--- Records for the exercise ---

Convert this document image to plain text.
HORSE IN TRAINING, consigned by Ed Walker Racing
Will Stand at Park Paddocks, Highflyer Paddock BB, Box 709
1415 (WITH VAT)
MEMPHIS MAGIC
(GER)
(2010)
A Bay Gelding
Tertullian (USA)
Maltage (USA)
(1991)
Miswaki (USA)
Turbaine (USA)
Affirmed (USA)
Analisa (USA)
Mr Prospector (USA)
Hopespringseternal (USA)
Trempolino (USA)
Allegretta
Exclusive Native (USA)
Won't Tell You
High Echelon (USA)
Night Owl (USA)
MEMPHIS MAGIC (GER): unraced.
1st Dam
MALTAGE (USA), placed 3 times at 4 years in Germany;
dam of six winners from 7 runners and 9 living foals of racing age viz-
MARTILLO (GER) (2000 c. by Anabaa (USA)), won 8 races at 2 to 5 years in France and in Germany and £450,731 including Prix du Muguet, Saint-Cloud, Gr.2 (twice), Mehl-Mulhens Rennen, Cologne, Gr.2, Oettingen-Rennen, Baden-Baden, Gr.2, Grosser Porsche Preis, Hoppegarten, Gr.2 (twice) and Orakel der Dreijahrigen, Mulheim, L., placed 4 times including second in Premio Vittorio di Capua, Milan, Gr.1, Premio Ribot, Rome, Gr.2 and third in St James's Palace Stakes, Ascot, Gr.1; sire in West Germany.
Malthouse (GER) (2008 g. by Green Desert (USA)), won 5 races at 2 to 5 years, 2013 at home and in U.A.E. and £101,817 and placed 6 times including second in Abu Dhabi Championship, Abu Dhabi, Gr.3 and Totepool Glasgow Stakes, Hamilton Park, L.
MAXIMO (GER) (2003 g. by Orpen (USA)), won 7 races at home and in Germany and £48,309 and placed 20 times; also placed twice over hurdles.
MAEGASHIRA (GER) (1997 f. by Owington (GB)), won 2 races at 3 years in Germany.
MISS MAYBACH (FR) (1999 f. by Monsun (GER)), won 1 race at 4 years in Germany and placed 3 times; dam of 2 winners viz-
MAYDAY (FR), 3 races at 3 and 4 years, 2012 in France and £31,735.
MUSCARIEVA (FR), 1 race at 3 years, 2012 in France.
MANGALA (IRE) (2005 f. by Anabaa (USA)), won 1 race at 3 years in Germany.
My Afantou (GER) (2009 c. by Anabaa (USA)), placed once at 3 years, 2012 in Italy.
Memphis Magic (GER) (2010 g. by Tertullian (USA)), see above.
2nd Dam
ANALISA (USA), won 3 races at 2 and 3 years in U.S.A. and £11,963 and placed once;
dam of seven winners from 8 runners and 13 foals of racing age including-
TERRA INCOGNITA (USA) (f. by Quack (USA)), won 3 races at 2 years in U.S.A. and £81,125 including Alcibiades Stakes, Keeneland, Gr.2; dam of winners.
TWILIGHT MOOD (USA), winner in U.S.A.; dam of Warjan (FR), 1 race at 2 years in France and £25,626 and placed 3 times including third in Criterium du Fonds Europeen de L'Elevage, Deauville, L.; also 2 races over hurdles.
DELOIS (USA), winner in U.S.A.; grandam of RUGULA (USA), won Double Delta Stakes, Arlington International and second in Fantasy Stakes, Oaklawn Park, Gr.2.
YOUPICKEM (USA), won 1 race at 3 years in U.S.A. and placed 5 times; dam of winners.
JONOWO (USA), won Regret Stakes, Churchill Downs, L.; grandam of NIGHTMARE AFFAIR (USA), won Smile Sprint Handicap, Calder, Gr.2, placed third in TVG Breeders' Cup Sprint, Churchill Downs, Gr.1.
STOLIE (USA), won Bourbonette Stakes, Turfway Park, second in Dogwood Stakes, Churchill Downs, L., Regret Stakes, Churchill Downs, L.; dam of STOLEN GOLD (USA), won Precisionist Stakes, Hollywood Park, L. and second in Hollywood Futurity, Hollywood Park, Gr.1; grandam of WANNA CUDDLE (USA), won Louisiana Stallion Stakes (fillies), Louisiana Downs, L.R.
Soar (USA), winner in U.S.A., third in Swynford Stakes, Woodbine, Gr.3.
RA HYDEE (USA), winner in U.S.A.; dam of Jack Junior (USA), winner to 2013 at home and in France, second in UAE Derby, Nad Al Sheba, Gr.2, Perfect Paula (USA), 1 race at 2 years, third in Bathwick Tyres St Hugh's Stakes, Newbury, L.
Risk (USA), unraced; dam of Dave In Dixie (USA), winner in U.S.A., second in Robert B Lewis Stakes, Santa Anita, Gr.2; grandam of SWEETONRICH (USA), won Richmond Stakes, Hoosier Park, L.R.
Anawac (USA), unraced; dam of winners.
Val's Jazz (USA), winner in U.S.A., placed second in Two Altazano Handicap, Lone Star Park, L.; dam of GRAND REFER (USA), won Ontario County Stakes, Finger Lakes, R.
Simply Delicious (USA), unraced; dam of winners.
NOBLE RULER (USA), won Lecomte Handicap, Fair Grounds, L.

---

* **Stated problem**:
Tell how many lines in the material contain the word "Churchill". Only the number is wanted.

* **Answer to the task**:
2